Stored records
===============

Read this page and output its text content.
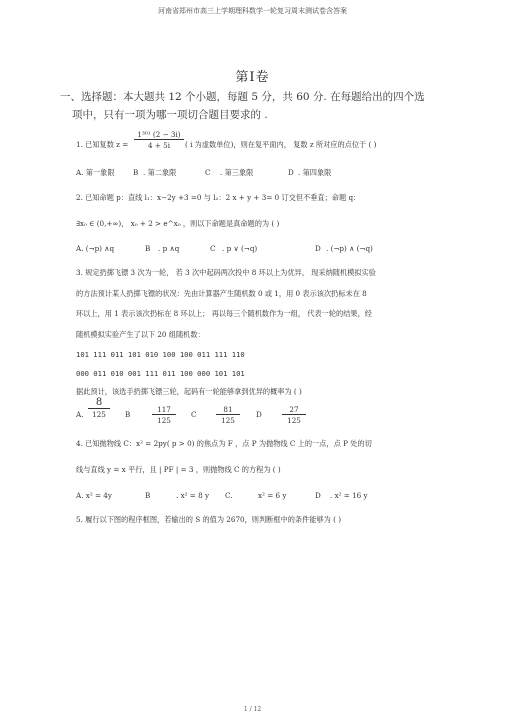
河南省郑州市高三上学期理科数学一轮复习周末测试卷含答案
第Ⅰ卷
一、选择题：本大题共 12 个小题，每题 5 分，共 60 分. 在每题给出的四个选
项中，只有一项为哪一项切合题目要求的 .
1. 已知复数 $z = \frac{\text{1³⁰¹ (2 − 3i)}}{4 + 5i}$ ( i 为虚数单位)，则在复平面内， 复数 z 所对应的点位于 ( )
A. 第一象限	B . 第二象限	C . 第三象限	D . 第四象限
2. 已知命题 p：直线 l₁：x−2y +3 =0 与 l₂：2 x + y + 3= 0 订交但不垂直；命题 q：
∃x₀ ∈ (0,+∞)， x₀ + 2 > e^x₀ ，则以下命题是真命题的为 ( )
A. (¬p) ∧q	B . p ∧q	C . p ∨ (¬q)	D . (¬p) ∧ (¬q)
3. 规定扔掷飞镖 3 次为一轮， 若 3 次中起码两次投中 8 环以上为优异， 现采纳随机模拟实验
的方法预计某人扔掷飞镖的状况：先由计算器产生随机数 0 或 1，用 0 表示该次扔标未在 8
环以上，用 1 表示该次扔标在 8 环以上； 再以每三个随机数作为一组， 代表一轮的结果，经
随机模拟实验产生了以下 20 组随机数：
101 111 011 101 010 100 100 011 111 110
000 011 010 001 111 011 100 000 101 101
据此预计，该选手扔掷飞镖三轮，起码有一轮能够拿到优异的概率为 ( )
A.
8
125	B	$\frac{117}{125}$ C	$\frac{81}{125}$ D	$\frac{27}{125}$
4. 已知抛物线 C：x² = 2py( p > 0) 的焦点为 F ，点 P 为抛物线 C 上的一点，点 P 处的切
线与直线 y = x 平行，且 | PF | = 3 ，则抛物线 C 的方程为 ( )
A. x² = 4y	B	. x² = 8 y C.	x² = 6 y	D . x² = 16 y
5. 履行以下图的程序框图，若输出的 S 的值为 2670，则判断框中的条件能够为 ( )
1 / 12
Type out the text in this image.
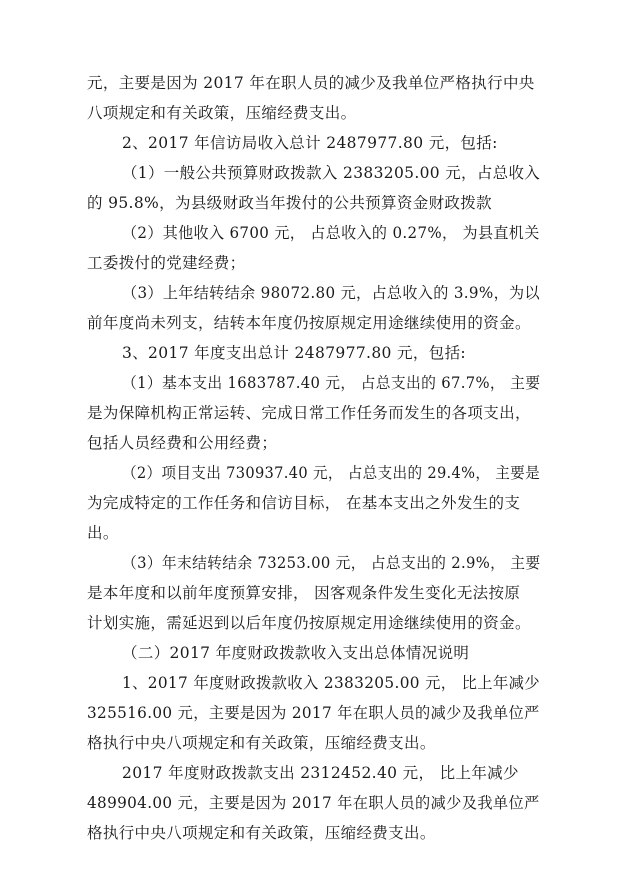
元，主要是因为 2017 年在职人员的减少及我单位严格执行中央
八项规定和有关政策，压缩经费支出。
2、2017 年信访局收入总计 2487977.80 元，包括:
（1）一般公共预算财政拨款入 2383205.00 元，占总收入
的 95.8%，为县级财政当年拨付的公共预算资金财政拨款
（2）其他收入 6700 元， 占总收入的 0.27%， 为县直机关
工委拨付的党建经费；
（3）上年结转结余 98072.80 元，占总收入的 3.9%，为以
前年度尚未列支，结转本年度仍按原规定用途继续使用的资金。
3、2017 年度支出总计 2487977.80 元，包括:
（1）基本支出 1683787.40 元， 占总支出的 67.7%， 主要
是为保障机构正常运转、完成日常工作任务而发生的各项支出，
包括人员经费和公用经费；
（2）项目支出 730937.40 元， 占总支出的 29.4%， 主要是
为完成特定的工作任务和信访目标， 在基本支出之外发生的支
出。
（3）年末结转结余 73253.00 元， 占总支出的 2.9%， 主要
是本年度和以前年度预算安排， 因客观条件发生变化无法按原
计划实施，需延迟到以后年度仍按原规定用途继续使用的资金。
（二）2017 年度财政拨款收入支出总体情况说明
1、2017 年度财政拨款收入 2383205.00 元， 比上年减少
325516.00 元，主要是因为 2017 年在职人员的减少及我单位严
格执行中央八项规定和有关政策，压缩经费支出。
2017 年度财政拨款支出 2312452.40 元， 比上年减少
489904.00 元，主要是因为 2017 年在职人员的减少及我单位严
格执行中央八项规定和有关政策，压缩经费支出。
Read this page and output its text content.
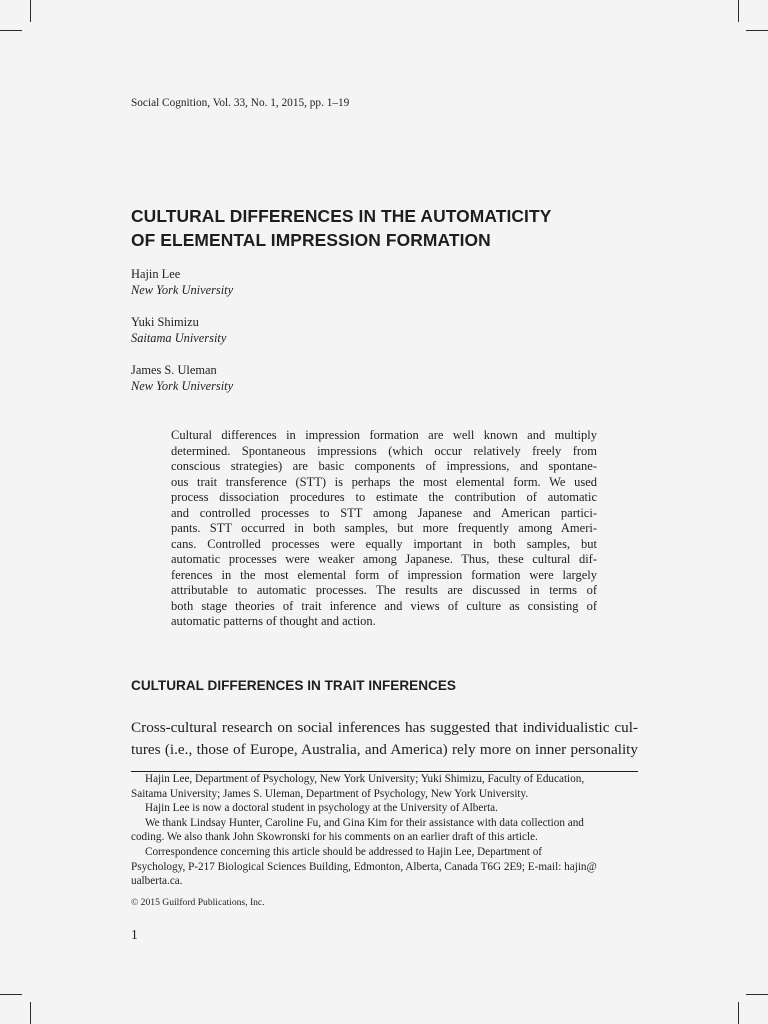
Social Cognition, Vol. 33, No. 1, 2015, pp. 1–19
CULTURAL DIFFERENCES IN THE AUTOMATICITY
OF ELEMENTAL IMPRESSION FORMATION
Hajin Lee
New York University
Yuki Shimizu
Saitama University
James S. Uleman
New York University
Cultural differences in impression formation are well known and multiply
determined. Spontaneous impressions (which occur relatively freely from
conscious strategies) are basic components of impressions, and spontane-
ous trait transference (STT) is perhaps the most elemental form. We used
process dissociation procedures to estimate the contribution of automatic
and controlled processes to STT among Japanese and American partici-
pants. STT occurred in both samples, but more frequently among Ameri-
cans. Controlled processes were equally important in both samples, but
automatic processes were weaker among Japanese. Thus, these cultural dif-
ferences in the most elemental form of impression formation were largely
attributable to automatic processes. The results are discussed in terms of
both stage theories of trait inference and views of culture as consisting of
automatic patterns of thought and action.
CULTURAL DIFFERENCES IN TRAIT INFERENCES
Cross-cultural research on social inferences has suggested that individualistic cul-
tures (i.e., those of Europe, Australia, and America) rely more on inner personality
Hajin Lee, Department of Psychology, New York University; Yuki Shimizu, Faculty of Education,
Saitama University; James S. Uleman, Department of Psychology, New York University.
Hajin Lee is now a doctoral student in psychology at the University of Alberta.
We thank Lindsay Hunter, Caroline Fu, and Gina Kim for their assistance with data collection and
coding. We also thank John Skowronski for his comments on an earlier draft of this article.
Correspondence concerning this article should be addressed to Hajin Lee, Department of
Psychology, P-217 Biological Sciences Building, Edmonton, Alberta, Canada T6G 2E9; E-mail: hajin@
ualberta.ca.
© 2015 Guilford Publications, Inc.
1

===============

→ EXERCISE DESCRIPTION: Pick out the lines containing the word "among" and show them.

→ EXERCISE ANSWER:
and controlled processes to STT among Japanese and American partici-
pants. STT occurred in both samples, but more frequently among Ameri-
automatic processes were weaker among Japanese. Thus, these cultural dif-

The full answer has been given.